DATASET EXTRACT:
******

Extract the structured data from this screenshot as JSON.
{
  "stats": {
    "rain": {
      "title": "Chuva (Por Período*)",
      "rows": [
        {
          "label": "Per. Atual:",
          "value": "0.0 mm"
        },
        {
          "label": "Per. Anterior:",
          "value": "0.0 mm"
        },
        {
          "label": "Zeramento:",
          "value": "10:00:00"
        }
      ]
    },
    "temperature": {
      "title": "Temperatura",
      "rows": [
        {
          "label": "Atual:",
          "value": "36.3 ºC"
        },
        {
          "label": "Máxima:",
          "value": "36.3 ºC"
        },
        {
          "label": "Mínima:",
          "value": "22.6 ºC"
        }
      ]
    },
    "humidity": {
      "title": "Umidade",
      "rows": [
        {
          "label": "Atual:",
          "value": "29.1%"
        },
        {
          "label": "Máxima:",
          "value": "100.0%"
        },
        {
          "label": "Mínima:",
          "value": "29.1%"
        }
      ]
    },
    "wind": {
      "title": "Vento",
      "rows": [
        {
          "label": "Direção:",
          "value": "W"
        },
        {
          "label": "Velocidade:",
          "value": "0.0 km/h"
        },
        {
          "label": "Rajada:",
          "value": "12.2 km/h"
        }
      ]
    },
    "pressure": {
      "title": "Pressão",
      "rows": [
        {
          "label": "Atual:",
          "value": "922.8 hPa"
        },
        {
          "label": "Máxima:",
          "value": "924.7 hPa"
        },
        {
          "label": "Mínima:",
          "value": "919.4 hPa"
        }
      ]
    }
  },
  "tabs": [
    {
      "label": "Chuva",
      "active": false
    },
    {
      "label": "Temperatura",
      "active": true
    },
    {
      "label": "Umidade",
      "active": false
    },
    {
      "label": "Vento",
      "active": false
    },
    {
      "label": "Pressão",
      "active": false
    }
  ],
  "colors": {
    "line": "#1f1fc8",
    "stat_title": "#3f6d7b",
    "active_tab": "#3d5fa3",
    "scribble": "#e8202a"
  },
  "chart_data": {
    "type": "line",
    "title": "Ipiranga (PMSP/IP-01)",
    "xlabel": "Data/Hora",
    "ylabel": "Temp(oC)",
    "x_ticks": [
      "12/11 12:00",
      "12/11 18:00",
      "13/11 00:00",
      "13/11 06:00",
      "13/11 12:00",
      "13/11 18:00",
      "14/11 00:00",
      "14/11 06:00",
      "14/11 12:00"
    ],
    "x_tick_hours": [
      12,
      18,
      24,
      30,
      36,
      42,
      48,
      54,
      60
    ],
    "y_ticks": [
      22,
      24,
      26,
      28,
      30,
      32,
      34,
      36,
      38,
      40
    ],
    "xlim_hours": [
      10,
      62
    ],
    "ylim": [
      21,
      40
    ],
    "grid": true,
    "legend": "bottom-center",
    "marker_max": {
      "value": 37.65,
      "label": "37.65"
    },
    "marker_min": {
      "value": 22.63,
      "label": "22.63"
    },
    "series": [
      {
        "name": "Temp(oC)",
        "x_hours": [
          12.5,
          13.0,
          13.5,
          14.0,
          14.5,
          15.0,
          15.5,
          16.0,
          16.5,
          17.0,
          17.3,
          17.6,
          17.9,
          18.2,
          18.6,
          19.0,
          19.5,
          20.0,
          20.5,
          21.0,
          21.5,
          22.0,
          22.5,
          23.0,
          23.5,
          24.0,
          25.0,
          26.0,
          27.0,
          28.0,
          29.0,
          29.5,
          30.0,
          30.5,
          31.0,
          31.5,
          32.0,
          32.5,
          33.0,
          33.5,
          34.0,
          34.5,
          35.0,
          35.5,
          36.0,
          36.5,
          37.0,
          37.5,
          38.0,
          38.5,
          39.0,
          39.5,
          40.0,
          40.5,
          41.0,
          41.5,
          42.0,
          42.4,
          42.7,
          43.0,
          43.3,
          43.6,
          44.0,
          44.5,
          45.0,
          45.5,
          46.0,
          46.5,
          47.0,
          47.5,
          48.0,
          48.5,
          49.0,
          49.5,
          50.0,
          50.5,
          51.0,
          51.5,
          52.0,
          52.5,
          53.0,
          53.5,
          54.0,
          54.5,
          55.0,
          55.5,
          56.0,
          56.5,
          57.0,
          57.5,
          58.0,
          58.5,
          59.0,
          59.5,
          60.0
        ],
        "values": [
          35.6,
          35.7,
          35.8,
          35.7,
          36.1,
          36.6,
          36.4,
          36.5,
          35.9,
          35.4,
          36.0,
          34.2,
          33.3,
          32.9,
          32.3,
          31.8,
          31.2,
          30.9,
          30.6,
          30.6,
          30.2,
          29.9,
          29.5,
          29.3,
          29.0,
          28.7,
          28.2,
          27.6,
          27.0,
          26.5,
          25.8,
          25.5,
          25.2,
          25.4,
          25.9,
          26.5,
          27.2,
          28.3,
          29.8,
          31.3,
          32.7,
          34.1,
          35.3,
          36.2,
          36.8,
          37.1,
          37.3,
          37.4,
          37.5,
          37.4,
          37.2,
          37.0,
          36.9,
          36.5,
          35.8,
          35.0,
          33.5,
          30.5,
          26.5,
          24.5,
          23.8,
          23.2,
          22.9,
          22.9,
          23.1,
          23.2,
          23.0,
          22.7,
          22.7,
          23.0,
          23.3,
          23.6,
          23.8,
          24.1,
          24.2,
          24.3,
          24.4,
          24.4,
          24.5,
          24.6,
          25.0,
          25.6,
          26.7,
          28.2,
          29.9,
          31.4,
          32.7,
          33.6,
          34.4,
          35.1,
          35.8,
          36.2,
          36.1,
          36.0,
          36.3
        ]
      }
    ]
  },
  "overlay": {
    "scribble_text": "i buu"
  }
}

******

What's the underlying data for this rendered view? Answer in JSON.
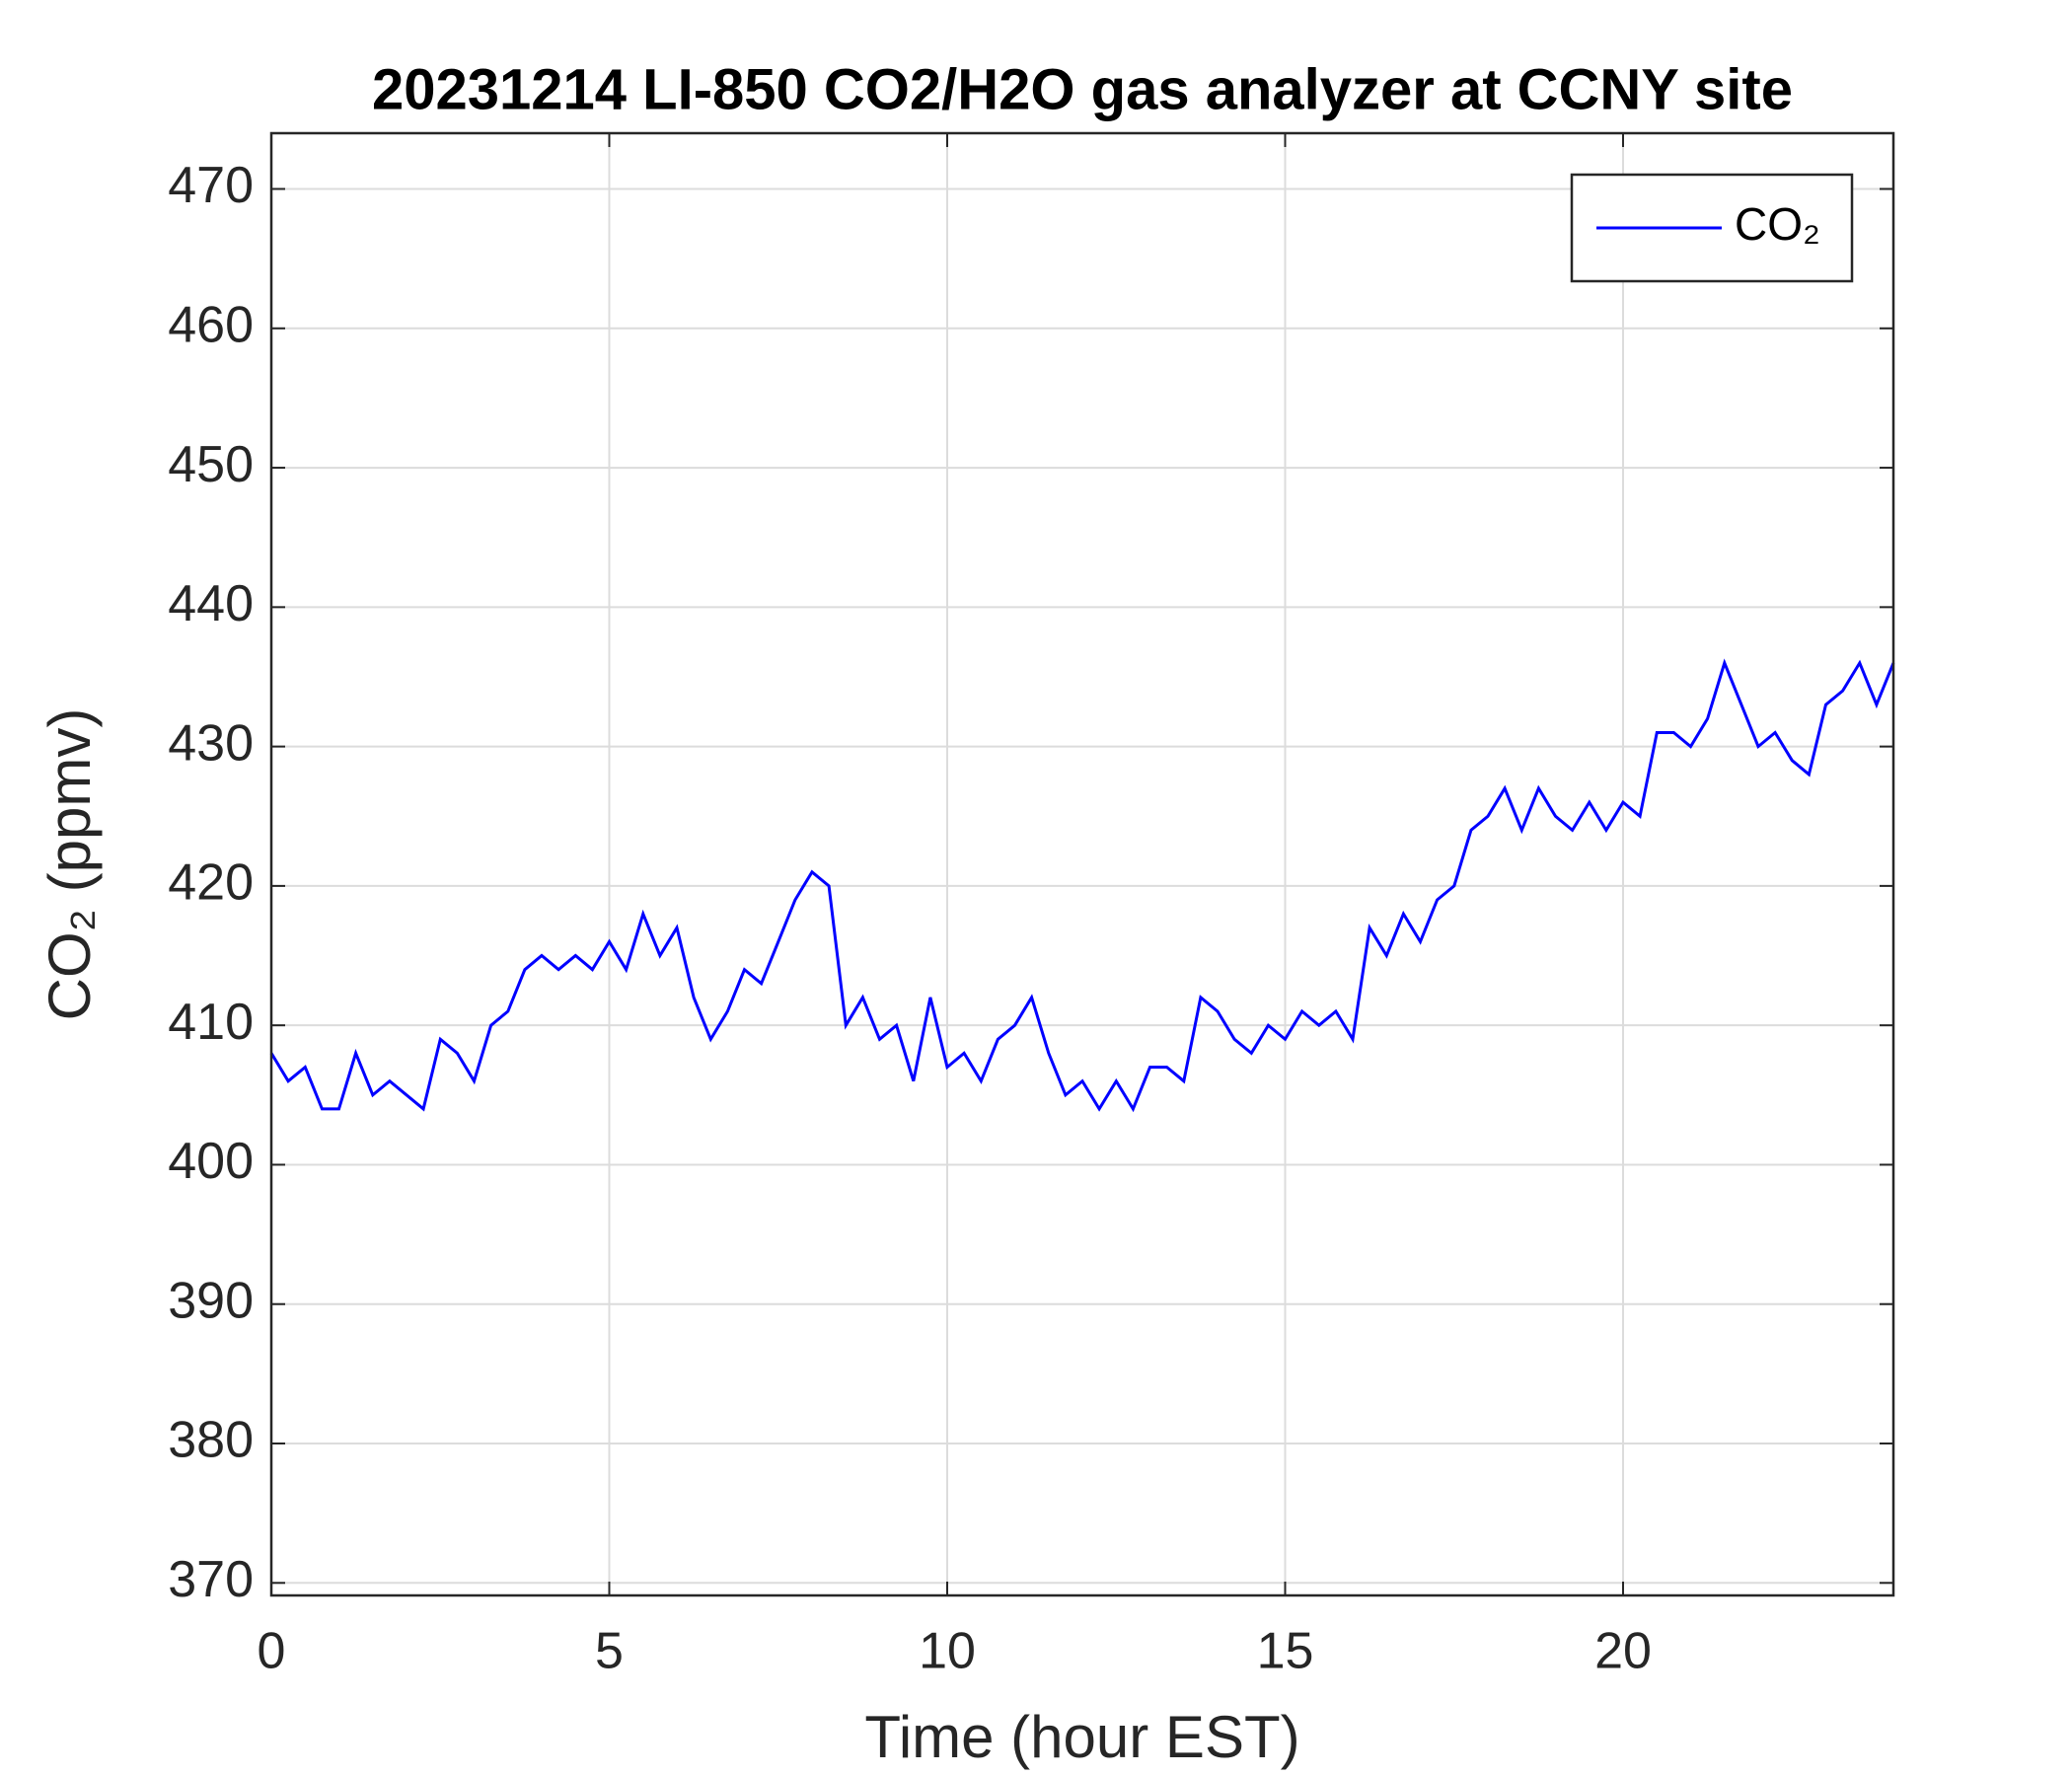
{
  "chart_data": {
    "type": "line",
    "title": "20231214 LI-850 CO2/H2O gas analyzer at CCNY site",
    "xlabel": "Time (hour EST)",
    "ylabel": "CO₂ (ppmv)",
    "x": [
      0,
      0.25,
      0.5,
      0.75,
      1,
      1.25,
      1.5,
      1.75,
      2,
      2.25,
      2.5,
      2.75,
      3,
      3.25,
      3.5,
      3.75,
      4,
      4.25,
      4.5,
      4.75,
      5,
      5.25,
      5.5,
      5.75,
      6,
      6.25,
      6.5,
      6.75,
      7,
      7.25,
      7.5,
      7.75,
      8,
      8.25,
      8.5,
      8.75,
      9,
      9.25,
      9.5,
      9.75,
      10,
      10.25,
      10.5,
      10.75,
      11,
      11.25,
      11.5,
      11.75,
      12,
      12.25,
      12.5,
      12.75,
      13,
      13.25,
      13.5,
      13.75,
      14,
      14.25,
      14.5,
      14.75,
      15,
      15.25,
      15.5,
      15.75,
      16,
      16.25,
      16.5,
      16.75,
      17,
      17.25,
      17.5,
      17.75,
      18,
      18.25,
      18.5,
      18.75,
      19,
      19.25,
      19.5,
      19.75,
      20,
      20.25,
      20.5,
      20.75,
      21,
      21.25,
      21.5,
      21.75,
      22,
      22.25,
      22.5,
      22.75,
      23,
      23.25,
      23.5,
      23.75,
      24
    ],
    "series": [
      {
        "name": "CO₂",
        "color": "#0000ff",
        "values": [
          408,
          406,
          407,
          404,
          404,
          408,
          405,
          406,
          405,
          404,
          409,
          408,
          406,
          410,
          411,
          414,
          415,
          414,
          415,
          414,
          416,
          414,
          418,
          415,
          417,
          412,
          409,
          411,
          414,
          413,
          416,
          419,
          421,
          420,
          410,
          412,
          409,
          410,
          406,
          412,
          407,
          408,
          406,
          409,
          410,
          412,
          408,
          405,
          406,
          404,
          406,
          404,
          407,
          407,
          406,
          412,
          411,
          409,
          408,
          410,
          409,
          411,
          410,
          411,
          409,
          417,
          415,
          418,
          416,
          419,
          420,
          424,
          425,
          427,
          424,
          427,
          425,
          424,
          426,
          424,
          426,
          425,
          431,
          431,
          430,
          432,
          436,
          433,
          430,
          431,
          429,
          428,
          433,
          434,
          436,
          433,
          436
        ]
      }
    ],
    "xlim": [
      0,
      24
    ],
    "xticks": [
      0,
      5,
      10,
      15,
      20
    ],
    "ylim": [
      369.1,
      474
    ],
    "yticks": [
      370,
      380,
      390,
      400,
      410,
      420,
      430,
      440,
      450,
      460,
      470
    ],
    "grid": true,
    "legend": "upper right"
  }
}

******

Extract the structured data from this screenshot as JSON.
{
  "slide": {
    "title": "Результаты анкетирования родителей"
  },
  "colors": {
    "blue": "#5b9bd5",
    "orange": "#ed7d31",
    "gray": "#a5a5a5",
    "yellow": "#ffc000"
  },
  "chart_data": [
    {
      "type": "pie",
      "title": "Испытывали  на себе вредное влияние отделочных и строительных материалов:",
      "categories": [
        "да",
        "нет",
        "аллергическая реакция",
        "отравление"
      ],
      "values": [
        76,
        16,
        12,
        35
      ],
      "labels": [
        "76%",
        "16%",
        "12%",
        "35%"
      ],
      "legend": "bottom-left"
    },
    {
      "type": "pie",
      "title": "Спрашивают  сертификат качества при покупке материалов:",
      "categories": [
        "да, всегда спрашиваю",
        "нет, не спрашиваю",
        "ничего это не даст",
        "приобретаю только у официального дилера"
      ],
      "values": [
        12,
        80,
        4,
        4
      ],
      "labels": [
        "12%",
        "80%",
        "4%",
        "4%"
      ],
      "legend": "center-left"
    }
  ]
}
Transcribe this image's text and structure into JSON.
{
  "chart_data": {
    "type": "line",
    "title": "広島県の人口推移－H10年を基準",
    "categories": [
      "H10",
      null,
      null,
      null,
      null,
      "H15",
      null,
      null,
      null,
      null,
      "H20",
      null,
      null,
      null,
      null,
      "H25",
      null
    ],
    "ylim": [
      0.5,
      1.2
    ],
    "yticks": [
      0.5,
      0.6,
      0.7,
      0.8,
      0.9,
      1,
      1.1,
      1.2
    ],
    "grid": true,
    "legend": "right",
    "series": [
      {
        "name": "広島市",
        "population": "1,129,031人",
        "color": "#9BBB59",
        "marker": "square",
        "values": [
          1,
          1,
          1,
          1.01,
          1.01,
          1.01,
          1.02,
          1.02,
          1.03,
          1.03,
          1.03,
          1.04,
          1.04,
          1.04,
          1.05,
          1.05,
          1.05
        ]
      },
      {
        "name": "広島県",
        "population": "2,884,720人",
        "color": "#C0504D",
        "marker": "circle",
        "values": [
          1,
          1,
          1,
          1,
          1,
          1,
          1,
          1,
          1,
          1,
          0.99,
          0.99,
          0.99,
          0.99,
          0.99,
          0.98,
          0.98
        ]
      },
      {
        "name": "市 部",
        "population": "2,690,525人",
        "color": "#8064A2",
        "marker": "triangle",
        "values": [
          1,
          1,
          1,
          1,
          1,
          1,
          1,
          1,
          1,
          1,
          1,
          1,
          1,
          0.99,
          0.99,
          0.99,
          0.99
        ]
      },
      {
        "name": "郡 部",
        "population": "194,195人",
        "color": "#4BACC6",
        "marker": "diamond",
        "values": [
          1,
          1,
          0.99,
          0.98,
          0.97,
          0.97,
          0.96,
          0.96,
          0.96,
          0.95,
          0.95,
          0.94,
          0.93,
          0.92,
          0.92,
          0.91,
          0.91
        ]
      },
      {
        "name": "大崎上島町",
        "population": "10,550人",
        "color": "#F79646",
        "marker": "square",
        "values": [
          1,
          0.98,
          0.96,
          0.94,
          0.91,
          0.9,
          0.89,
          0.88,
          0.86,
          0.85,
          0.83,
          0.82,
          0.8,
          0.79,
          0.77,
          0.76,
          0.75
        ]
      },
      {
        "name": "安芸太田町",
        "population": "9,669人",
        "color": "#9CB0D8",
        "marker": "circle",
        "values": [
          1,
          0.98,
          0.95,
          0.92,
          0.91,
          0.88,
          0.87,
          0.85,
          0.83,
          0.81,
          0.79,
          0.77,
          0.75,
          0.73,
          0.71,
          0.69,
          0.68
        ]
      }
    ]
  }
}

******

EXERCISE DIRECTIONS:
How many lines of the listing above include the word "xlabel"? State the number and nothing else.

FINAL RESULT:
2